_Your objective_
From the listing, collect all lines containing the word "Enumerate".

_Material for this task_
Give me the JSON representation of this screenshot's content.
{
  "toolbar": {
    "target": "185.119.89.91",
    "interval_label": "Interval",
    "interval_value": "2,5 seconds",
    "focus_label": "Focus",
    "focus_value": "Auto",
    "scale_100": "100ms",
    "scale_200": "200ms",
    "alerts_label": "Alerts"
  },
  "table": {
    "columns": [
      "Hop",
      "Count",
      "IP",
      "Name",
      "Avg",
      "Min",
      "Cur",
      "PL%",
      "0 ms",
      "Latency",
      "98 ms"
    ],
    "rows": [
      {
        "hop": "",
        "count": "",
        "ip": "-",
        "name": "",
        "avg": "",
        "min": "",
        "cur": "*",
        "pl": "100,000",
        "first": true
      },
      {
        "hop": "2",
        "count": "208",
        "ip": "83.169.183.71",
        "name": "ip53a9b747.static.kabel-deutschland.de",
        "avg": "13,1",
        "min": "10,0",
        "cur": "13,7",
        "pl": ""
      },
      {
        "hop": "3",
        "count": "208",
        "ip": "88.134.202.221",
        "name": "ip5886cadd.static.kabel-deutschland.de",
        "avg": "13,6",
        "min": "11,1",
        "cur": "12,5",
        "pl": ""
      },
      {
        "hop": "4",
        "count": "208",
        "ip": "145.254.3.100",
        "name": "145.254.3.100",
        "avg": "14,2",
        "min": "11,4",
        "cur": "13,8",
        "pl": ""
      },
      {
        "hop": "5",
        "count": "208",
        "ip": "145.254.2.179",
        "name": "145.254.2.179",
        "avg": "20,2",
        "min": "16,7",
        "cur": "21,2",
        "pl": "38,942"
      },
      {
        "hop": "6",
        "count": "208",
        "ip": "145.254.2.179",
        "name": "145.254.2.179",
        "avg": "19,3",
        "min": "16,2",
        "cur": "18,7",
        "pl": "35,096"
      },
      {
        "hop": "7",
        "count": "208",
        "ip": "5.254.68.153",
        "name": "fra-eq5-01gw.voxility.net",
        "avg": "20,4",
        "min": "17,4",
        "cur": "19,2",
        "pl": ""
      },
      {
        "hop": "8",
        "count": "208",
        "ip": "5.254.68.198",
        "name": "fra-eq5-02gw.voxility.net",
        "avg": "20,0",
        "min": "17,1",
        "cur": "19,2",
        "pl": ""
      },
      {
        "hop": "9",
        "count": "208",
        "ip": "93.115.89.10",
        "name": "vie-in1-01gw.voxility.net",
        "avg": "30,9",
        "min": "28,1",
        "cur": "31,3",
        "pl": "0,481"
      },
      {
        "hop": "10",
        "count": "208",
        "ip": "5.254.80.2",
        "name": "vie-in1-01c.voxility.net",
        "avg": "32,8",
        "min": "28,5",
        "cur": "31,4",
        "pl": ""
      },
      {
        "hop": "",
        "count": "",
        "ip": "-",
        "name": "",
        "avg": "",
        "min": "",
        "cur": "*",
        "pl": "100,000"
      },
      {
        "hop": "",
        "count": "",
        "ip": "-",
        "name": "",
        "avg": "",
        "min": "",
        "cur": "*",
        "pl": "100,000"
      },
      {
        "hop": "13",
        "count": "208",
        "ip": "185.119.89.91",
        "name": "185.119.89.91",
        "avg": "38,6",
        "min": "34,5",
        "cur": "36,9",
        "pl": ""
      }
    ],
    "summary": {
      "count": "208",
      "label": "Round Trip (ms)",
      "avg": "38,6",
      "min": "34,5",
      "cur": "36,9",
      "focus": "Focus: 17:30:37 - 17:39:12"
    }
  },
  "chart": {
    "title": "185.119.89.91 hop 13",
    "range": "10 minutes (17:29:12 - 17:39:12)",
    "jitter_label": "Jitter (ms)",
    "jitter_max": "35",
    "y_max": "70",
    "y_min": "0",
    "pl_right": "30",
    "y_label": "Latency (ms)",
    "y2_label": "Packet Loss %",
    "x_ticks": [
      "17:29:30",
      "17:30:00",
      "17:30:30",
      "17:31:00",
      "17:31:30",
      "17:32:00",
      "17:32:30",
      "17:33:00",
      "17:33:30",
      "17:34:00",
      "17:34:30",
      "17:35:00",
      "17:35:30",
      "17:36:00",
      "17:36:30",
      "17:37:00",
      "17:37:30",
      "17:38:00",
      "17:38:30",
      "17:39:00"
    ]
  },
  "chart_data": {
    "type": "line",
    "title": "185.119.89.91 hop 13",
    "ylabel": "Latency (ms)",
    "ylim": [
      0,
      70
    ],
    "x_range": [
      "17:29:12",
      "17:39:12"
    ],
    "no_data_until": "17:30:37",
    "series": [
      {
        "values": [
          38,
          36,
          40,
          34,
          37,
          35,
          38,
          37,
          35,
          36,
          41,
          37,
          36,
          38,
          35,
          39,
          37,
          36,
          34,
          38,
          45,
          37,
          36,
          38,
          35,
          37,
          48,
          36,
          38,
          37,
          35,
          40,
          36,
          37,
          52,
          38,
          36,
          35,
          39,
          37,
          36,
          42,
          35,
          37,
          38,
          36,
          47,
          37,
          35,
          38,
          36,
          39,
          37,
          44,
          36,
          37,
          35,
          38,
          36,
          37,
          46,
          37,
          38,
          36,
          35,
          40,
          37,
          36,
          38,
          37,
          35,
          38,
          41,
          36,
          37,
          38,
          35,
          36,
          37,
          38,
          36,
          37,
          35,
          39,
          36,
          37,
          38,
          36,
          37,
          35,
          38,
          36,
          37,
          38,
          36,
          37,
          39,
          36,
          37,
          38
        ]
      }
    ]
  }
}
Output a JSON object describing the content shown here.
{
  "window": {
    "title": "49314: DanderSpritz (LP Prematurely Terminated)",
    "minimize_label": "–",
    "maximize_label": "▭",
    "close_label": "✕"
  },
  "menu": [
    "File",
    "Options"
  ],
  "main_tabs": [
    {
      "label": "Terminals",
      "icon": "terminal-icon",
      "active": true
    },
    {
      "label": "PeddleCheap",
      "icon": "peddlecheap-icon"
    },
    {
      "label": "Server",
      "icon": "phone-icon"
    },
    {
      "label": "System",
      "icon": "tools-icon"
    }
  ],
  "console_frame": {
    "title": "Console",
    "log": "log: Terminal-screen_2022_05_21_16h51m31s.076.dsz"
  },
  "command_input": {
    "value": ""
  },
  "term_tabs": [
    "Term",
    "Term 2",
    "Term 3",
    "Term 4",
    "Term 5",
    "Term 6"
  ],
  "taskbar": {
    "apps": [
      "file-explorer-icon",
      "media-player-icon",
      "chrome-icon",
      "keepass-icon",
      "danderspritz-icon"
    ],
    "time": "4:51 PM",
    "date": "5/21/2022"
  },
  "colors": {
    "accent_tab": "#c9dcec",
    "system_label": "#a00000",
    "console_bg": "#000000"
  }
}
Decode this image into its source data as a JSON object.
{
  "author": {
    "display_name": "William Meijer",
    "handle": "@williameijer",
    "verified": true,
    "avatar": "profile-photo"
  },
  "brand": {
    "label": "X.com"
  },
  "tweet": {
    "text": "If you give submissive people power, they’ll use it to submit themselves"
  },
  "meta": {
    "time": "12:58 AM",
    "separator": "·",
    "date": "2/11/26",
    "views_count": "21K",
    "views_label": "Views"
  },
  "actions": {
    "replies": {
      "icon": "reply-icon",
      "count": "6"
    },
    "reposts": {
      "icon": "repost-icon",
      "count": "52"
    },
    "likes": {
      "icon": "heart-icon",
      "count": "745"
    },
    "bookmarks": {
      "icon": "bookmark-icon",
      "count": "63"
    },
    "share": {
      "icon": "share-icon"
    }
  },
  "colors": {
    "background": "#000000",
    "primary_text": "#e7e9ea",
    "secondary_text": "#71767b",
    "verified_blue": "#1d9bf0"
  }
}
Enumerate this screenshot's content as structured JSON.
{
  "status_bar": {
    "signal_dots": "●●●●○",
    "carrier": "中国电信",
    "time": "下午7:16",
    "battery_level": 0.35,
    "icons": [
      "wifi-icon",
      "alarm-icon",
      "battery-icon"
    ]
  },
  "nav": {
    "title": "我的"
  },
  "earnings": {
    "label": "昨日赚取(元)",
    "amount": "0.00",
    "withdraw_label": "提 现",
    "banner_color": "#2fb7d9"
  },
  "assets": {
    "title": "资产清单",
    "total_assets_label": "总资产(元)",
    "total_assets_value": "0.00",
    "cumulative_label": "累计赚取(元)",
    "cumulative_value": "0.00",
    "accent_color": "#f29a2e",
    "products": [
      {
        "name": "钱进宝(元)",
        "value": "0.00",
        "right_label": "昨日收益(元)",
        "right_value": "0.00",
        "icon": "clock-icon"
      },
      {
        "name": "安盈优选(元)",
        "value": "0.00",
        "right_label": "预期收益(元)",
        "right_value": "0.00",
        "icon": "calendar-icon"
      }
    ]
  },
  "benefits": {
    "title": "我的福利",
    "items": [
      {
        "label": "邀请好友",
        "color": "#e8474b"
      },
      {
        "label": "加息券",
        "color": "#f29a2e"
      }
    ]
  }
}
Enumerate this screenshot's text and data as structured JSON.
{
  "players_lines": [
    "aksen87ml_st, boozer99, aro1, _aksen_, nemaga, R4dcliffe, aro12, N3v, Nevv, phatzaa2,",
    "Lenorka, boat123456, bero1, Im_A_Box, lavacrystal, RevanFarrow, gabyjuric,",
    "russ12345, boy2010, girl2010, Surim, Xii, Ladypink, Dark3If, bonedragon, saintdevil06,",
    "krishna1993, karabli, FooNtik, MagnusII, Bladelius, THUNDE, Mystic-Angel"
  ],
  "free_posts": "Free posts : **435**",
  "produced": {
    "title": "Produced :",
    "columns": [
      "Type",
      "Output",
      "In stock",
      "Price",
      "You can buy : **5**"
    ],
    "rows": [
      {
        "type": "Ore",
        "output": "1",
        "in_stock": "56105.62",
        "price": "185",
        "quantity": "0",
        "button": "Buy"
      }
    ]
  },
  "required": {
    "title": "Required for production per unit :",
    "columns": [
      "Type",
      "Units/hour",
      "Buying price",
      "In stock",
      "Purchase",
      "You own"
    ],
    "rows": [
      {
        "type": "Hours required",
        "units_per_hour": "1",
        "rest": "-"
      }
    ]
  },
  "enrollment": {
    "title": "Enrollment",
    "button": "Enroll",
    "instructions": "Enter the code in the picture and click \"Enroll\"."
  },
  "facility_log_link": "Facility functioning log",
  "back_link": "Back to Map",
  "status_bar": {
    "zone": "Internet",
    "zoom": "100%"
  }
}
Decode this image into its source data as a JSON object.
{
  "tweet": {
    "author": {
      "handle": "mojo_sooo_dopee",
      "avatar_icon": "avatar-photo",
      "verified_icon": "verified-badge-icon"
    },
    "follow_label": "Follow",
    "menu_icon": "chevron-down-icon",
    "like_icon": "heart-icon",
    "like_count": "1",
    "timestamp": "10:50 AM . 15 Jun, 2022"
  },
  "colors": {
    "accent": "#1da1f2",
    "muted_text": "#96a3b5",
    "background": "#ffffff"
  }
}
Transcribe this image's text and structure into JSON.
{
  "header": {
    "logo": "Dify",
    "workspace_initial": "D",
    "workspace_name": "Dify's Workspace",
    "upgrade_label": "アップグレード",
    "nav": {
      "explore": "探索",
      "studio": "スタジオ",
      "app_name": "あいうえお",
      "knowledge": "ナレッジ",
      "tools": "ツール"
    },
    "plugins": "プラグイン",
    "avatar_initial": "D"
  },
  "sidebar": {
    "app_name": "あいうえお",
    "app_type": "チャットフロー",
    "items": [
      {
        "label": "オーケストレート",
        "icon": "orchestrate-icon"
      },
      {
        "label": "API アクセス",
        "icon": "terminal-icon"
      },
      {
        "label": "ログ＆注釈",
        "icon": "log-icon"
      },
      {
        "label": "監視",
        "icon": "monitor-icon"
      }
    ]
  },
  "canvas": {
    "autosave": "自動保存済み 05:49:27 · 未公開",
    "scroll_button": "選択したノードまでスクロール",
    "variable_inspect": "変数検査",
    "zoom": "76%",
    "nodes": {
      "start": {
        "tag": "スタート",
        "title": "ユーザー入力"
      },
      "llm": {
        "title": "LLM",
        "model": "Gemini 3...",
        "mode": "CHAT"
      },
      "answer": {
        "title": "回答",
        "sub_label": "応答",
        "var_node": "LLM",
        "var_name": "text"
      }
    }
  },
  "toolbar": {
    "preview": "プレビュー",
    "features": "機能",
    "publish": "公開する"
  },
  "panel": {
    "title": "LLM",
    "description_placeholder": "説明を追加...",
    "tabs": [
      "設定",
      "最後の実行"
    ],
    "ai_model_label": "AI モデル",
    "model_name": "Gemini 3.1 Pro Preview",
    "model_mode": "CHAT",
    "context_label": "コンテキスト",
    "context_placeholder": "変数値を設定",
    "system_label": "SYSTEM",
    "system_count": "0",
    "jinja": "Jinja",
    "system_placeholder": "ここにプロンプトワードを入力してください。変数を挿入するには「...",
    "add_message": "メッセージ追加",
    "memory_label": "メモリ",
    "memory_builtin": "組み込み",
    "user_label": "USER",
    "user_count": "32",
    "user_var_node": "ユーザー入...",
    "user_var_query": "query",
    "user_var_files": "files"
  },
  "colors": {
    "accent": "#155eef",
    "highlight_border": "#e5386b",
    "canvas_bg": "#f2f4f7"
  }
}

_Worked answer_
Enumerate this screenshot's content as structured JSON.
Enumerate this screenshot's text and data as structured JSON.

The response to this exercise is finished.